----- Given data -----
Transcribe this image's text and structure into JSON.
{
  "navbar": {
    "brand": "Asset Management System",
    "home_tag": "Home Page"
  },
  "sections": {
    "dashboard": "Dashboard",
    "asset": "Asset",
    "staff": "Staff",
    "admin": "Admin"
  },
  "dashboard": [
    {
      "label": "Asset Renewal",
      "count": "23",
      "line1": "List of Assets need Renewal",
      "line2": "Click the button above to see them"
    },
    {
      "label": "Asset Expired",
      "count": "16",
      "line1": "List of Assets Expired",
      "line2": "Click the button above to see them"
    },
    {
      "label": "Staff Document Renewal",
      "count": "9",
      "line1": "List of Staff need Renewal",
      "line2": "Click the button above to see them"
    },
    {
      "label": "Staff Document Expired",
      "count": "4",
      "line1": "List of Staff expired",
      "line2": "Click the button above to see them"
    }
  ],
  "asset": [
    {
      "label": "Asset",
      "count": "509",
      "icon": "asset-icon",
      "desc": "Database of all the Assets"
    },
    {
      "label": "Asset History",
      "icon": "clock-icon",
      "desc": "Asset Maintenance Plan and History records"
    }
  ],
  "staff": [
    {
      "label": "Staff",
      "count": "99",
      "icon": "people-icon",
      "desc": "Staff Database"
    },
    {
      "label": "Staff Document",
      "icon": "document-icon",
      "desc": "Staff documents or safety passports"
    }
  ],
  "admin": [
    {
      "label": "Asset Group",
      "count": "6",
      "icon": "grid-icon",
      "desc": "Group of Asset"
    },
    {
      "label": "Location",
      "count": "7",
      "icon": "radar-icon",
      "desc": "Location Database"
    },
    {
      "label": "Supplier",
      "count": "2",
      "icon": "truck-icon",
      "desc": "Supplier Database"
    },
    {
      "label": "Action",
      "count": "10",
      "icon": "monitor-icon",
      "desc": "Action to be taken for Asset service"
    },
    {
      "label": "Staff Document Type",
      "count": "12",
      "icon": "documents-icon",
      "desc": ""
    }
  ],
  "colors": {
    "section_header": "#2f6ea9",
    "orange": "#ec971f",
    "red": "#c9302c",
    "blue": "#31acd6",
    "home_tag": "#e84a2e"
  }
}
-----
Extract all lines of the records above that include "icon".

#### Worked answer
      "icon": "asset-icon",
      "icon": "clock-icon",
      "icon": "people-icon",
      "icon": "document-icon",
      "icon": "grid-icon",
      "icon": "radar-icon",
      "icon": "truck-icon",
      "icon": "monitor-icon",
      "icon": "documents-icon",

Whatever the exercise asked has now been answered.